-- GIVEN PROBLEM --
Extract each line containing the string "التصوير".

[start LISTING]

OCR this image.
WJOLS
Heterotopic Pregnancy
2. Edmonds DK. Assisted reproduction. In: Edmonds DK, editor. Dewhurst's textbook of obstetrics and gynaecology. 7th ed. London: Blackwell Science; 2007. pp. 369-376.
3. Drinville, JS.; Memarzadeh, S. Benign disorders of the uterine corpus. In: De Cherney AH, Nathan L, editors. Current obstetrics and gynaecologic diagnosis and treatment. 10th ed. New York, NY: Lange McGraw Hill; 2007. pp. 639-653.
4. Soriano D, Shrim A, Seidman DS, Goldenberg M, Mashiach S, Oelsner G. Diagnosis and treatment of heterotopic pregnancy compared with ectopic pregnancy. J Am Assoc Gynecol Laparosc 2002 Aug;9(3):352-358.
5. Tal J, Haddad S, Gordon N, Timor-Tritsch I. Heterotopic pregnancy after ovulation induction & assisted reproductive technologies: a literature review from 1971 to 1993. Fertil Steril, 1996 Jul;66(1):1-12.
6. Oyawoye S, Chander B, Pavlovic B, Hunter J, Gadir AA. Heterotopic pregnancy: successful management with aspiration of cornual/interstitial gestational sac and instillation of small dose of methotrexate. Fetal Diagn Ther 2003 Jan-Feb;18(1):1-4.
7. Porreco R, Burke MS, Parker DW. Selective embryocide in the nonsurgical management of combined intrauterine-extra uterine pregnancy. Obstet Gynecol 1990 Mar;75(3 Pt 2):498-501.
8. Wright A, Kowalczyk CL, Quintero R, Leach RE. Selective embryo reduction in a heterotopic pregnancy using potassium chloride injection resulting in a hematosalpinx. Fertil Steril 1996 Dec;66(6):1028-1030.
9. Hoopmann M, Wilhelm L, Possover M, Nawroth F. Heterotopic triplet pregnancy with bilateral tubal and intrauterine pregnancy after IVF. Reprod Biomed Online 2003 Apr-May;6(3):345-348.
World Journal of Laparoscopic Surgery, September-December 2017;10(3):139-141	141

[end LISTING]
[start LISTING]

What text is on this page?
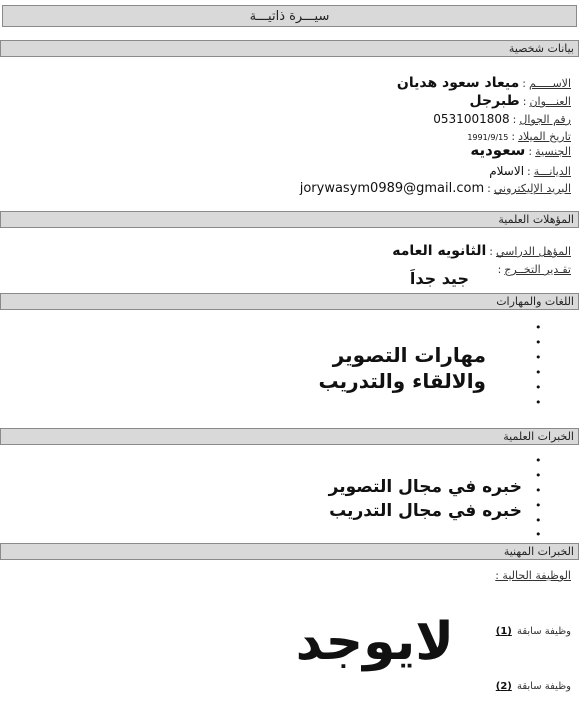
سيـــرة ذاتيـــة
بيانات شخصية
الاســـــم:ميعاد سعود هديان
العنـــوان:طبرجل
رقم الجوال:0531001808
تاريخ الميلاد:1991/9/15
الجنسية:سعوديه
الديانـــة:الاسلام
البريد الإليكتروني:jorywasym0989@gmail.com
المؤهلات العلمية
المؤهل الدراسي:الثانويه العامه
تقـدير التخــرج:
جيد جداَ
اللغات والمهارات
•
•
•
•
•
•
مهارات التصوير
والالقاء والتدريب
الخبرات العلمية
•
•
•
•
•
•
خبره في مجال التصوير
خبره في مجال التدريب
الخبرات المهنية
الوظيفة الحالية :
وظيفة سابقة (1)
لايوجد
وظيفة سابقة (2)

[end LISTING]

-- SOLUTION TO THE PROBLEM --
مهارات التصوير
خبره في مجال التصوير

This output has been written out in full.